### Input data:
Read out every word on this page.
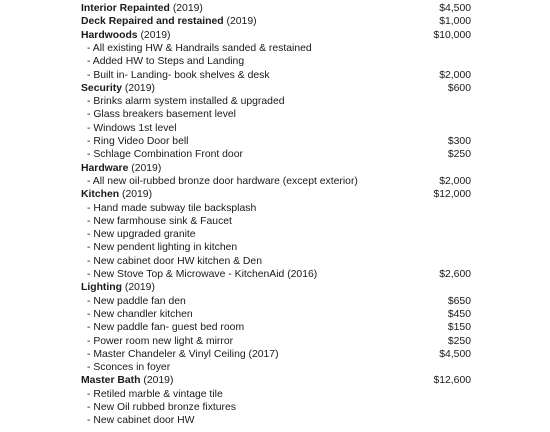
Interior Repainted (2019)	$4,500
Deck Repaired and restained (2019)	$1,000
Hardwoods (2019)	$10,000
- All existing HW & Handrails sanded & restained
- Added HW to Steps and Landing
- Built in- Landing- book shelves & desk	$2,000
Security (2019)	$600
- Brinks alarm system installed & upgraded
- Glass breakers basement level
- Windows 1st level
- Ring Video Door bell	$300
- Schlage Combination Front door	$250
Hardware (2019)
- All new oil-rubbed bronze door hardware (except exterior)	$2,000
Kitchen (2019)	$12,000
- Hand made subway tile backsplash
- New farmhouse sink & Faucet
- New upgraded granite
- New pendent lighting in kitchen
- New cabinet door HW kitchen & Den
- New Stove Top & Microwave - KitchenAid (2016)	$2,600
Lighting (2019)
- New paddle fan den	$650
- New chandler kitchen	$450
- New paddle fan- guest bed room	$150
- Power room new light & mirror	$250
- Master Chandeler & Vinyl Ceiling (2017)	$4,500
- Sconces in foyer
Master Bath (2019)	$12,600
- Retiled marble & vintage tile
- New Oil rubbed bronze fixtures
- New cabinet door HW
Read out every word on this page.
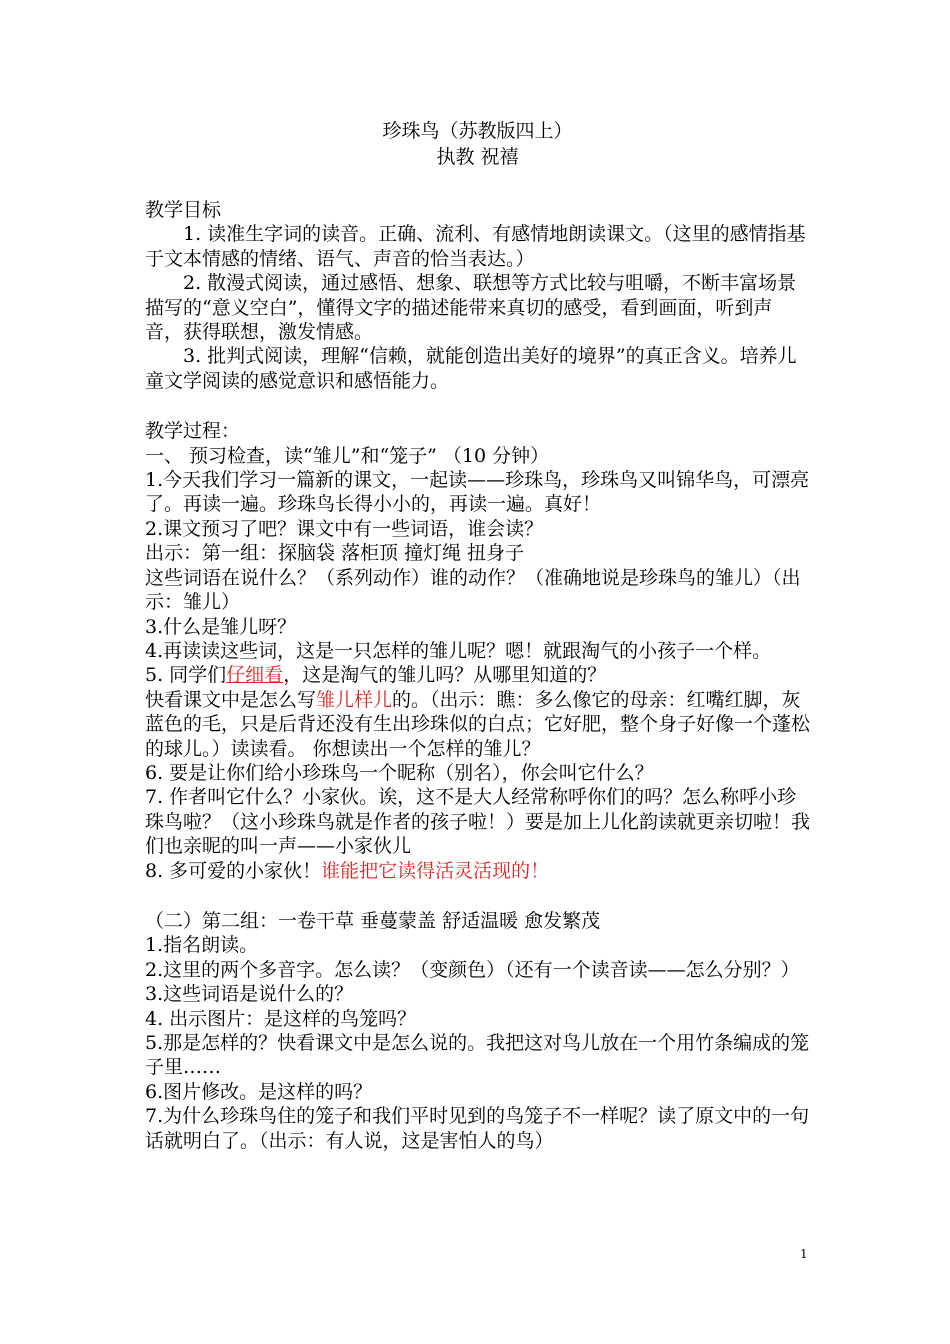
珍珠鸟（苏教版四上）
执教 祝禧
教学目标
1. 读准生字词的读音。正确、流利、有感情地朗读课文。（这里的感情指基于文本情感的情绪、语气、声音的恰当表达。）
2. 散漫式阅读，通过感悟、想象、联想等方式比较与咀嚼，不断丰富场景描写的“意义空白”，懂得文字的描述能带来真切的感受，看到画面，听到声音，获得联想，激发情感。
3. 批判式阅读，理解“信赖，就能创造出美好的境界”的真正含义。培养儿童文学阅读的感觉意识和感悟能力。
教学过程：
一、 预习检查，读“雏儿”和“笼子” （10 分钟）
1.今天我们学习一篇新的课文，一起读——珍珠鸟，珍珠鸟又叫锦华鸟，可漂亮了。再读一遍。珍珠鸟长得小小的，再读一遍。真好！
2.课文预习了吧？课文中有一些词语，谁会读？
出示：第一组：探脑袋 落柜顶 撞灯绳 扭身子
这些词语在说什么？（系列动作）谁的动作？（准确地说是珍珠鸟的雏儿）（出示：雏儿）
3.什么是雏儿呀？
4.再读读这些词，这是一只怎样的雏儿呢？嗯！就跟淘气的小孩子一个样。
5. 同学们仔细看，这是淘气的雏儿吗？从哪里知道的？
快看课文中是怎么写雏儿样儿的。（出示：瞧：多么像它的母亲：红嘴红脚，灰蓝色的毛，只是后背还没有生出珍珠似的白点；它好肥，整个身子好像一个蓬松的球儿。）读读看。 你想读出一个怎样的雏儿？
6. 要是让你们给小珍珠鸟一个昵称（别名），你会叫它什么？
7. 作者叫它什么？小家伙。诶，这不是大人经常称呼你们的吗？怎么称呼小珍珠鸟啦？（这小珍珠鸟就是作者的孩子啦！）要是加上儿化韵读就更亲切啦！我们也亲昵的叫一声——小家伙儿
8. 多可爱的小家伙！谁能把它读得活灵活现的！
（二）第二组：一卷干草 垂蔓蒙盖 舒适温暖 愈发繁茂
1.指名朗读。
2.这里的两个多音字。怎么读？（变颜色）（还有一个读音读——怎么分别？）
3.这些词语是说什么的？
4. 出示图片：是这样的鸟笼吗？
5.那是怎样的？快看课文中是怎么说的。我把这对鸟儿放在一个用竹条编成的笼子里……
6.图片修改。是这样的吗？
7.为什么珍珠鸟住的笼子和我们平时见到的鸟笼子不一样呢？读了原文中的一句话就明白了。（出示：有人说，这是害怕人的鸟）
1
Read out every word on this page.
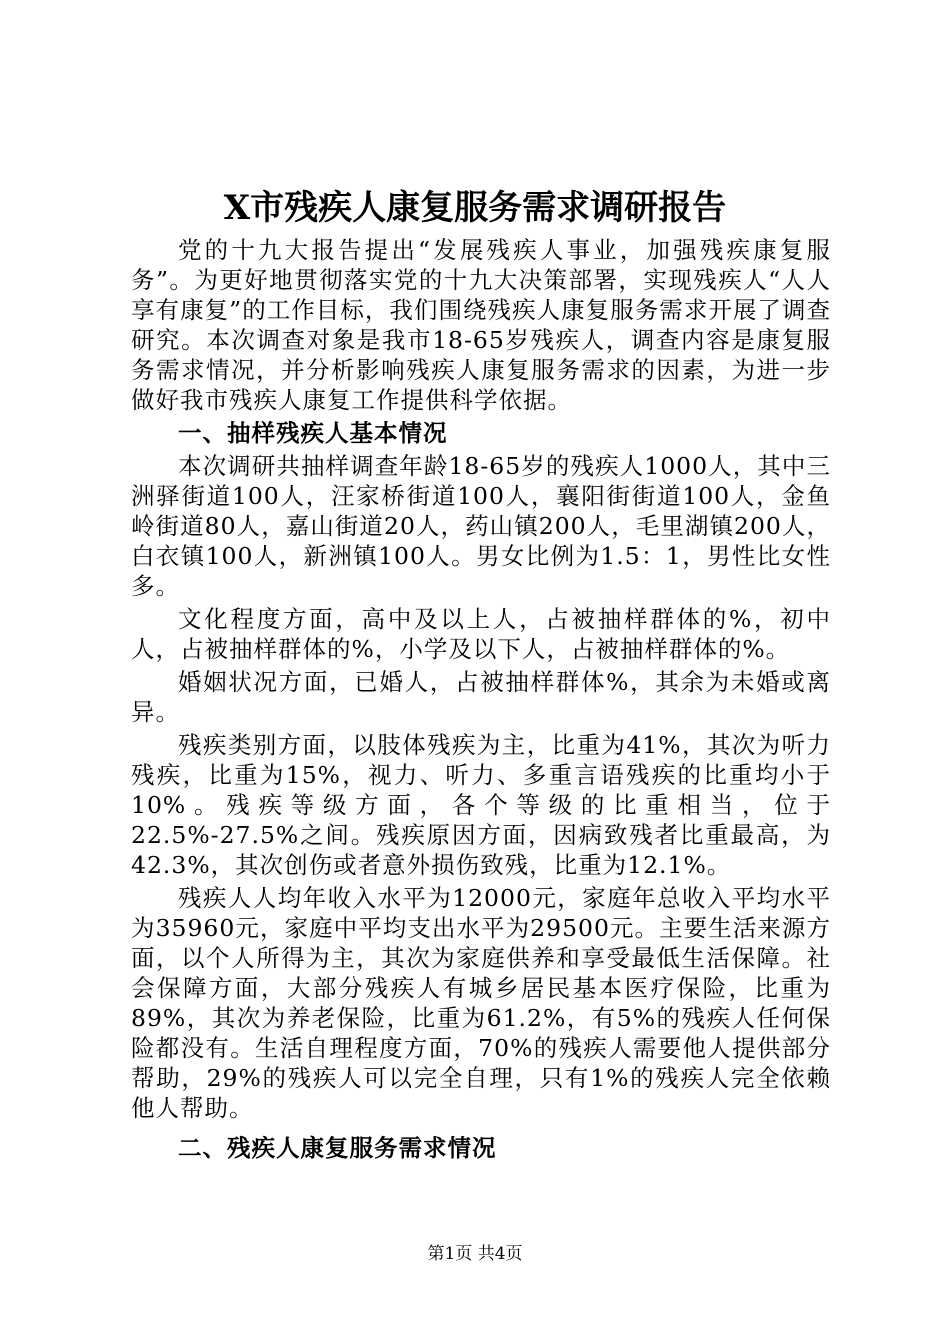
X市残疾人康复服务需求调研报告

党的十九大报告提出“发展残疾人事业，加强残疾康复服务”。为更好地贯彻落实党的十九大决策部署，实现残疾人“人人享有康复”的工作目标，我们围绕残疾人康复服务需求开展了调查研究。本次调查对象是我市18-65岁残疾人，调查内容是康复服务需求情况，并分析影响残疾人康复服务需求的因素，为进一步做好我市残疾人康复工作提供科学依据。

一、抽样残疾人基本情况

本次调研共抽样调查年龄18-65岁的残疾人1000人，其中三洲驿街道100人，汪家桥街道100人，襄阳街街道100人，金鱼岭街道80人，嘉山街道20人，药山镇200人，毛里湖镇200人，白衣镇100人，新洲镇100人。男女比例为1.5：1，男性比女性多。

文化程度方面，高中及以上人，占被抽样群体的%，初中人，占被抽样群体的%，小学及以下人，占被抽样群体的%。

婚姻状况方面，已婚人，占被抽样群体%，其余为未婚或离异。

残疾类别方面，以肢体残疾为主，比重为41%，其次为听力残疾，比重为15%，视力、听力、多重言语残疾的比重均小于10%。残疾等级方面，各个等级的比重相当，位于22.5%-27.5%之间。残疾原因方面，因病致残者比重最高，为42.3%，其次创伤或者意外损伤致残，比重为12.1%。

残疾人人均年收入水平为12000元，家庭年总收入平均水平为35960元，家庭中平均支出水平为29500元。主要生活来源方面，以个人所得为主，其次为家庭供养和享受最低生活保障。社会保障方面，大部分残疾人有城乡居民基本医疗保险，比重为89%，其次为养老保险，比重为61.2%，有5%的残疾人任何保险都没有。生活自理程度方面，70%的残疾人需要他人提供部分帮助，29%的残疾人可以完全自理，只有1%的残疾人完全依赖他人帮助。

二、残疾人康复服务需求情况

第1页 共4页
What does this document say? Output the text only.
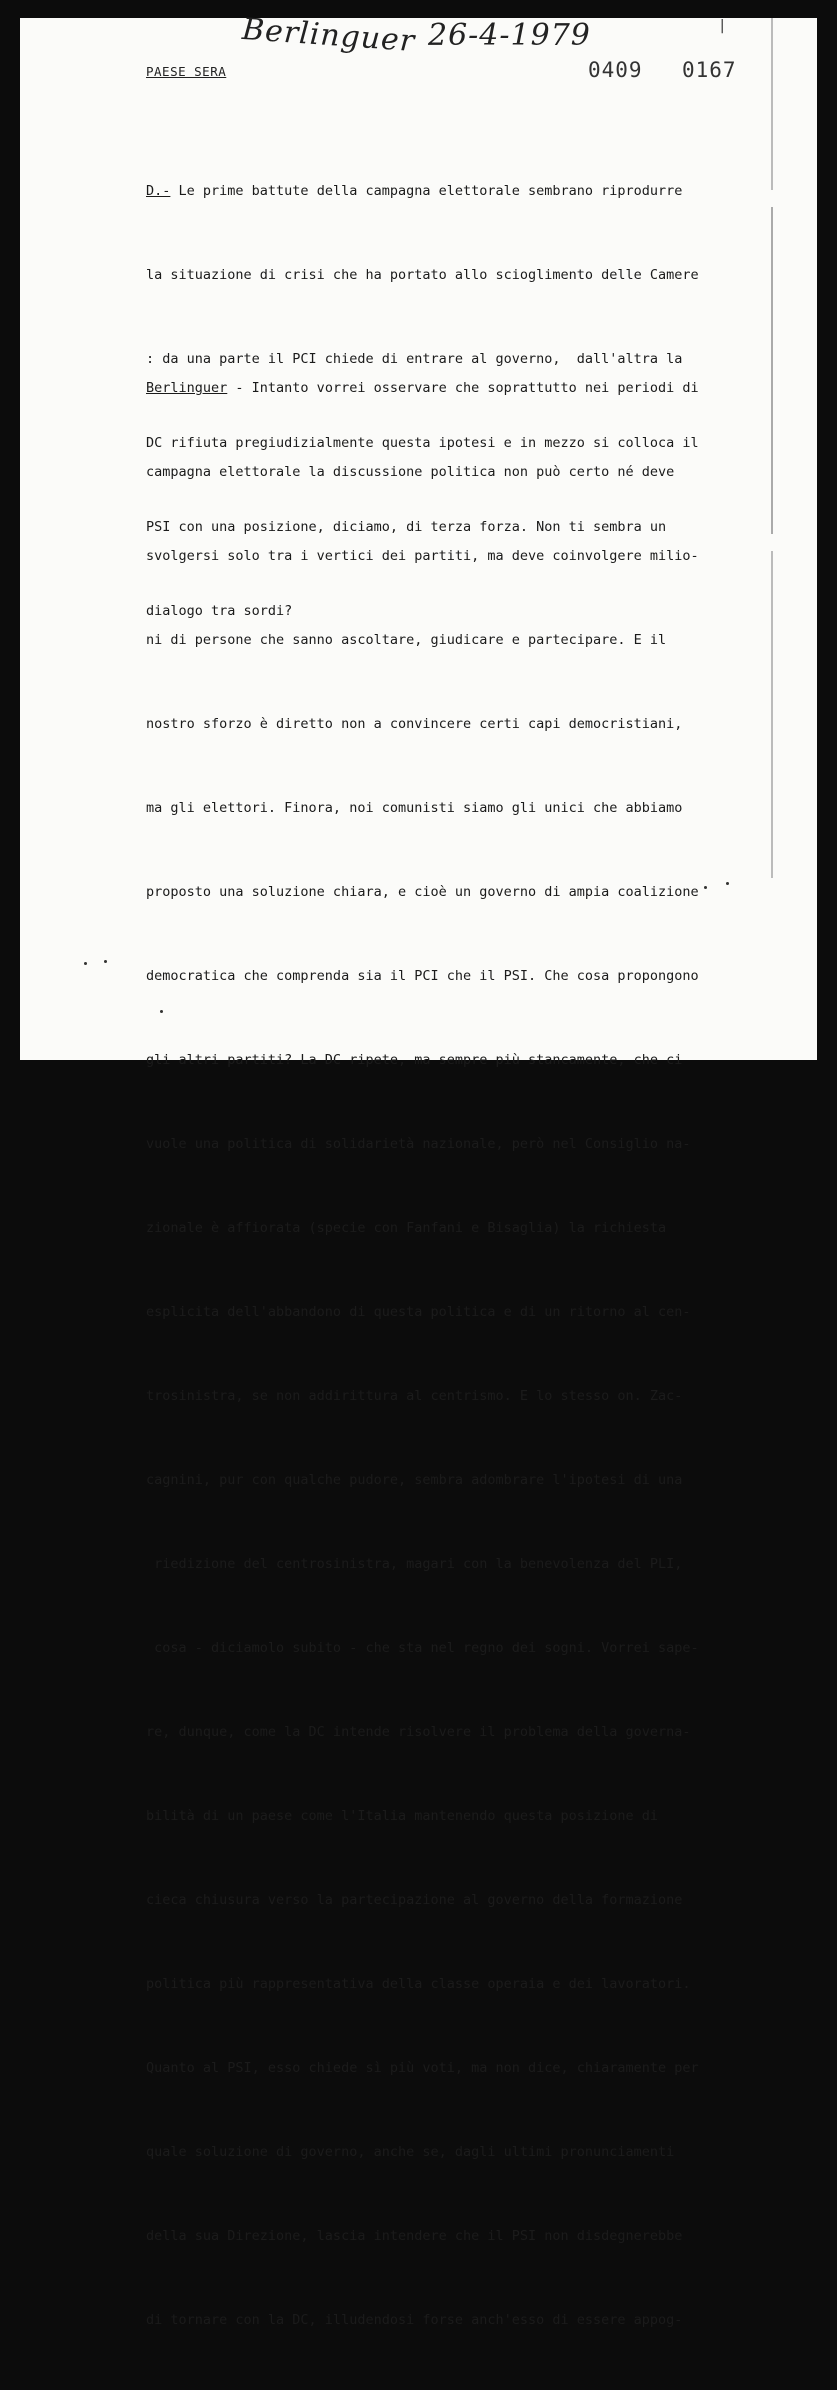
Berlinguer 26-4-1979	|
PAESE SERA	0409 0167

D.- Le prime battute della campagna elettorale sembrano riprodurre

la situazione di crisi che ha portato allo scioglimento delle Camere

: da una parte il PCI chiede di entrare al governo,  dall'altra la

DC rifiuta pregiudizialmente questa ipotesi e in mezzo si colloca il

PSI con una posizione, diciamo, di terza forza. Non ti sembra un

dialogo tra sordi?

Berlinguer - Intanto vorrei osservare che soprattutto nei periodi di

campagna elettorale la discussione politica non può certo né deve

svolgersi solo tra i vertici dei partiti, ma deve coinvolgere milio-

ni di persone che sanno ascoltare, giudicare e partecipare. E il

nostro sforzo è diretto non a convincere certi capi democristiani,

ma gli elettori. Finora, noi comunisti siamo gli unici che abbiamo

proposto una soluzione chiara, e cioè un governo di ampia coalizione

democratica che comprenda sia il PCI che il PSI. Che cosa propongono

gli altri partiti? La DC ripete, ma sempre più stancamente, che ci

vuole una politica di solidarietà nazionale, però nel Consiglio na-

zionale è affiorata (specie con Fanfani e Bisaglia) la richiesta

esplicita dell'abbandono di questa politica e di un ritorno al cen-

trosinistra, se non addirittura al centrismo. E lo stesso on. Zac-

cagnini, pur con qualche pudore, sembra adombrare l'ipotesi di una

riedizione del centrosinistra, magari con la benevolenza del PLI,

cosa - diciamolo subito - che sta nel regno dei sogni. Vorrei sape-

re, dunque, come la DC intende risolvere il problema della governa-

bilità di un paese come l'Italia mantenendo questa posizione di

cieca chiusura verso la partecipazione al governo della formazione

politica più rappresentativa della classe operaia e dei lavoratori.

Quanto al PSI, esso chiede sì più voti, ma non dice, chiaramente per

quale soluzione di governo, anche se, dagli ultimi pronunciamenti

della sua Direzione, lascia intendere che il PSI non disdegnerebbe

di tornare con la DC, illudendosi forse anch'esso di essere appog-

### Exercise aim:
What is the number of lines containing "room"? Give that number only.

### Written answer:
2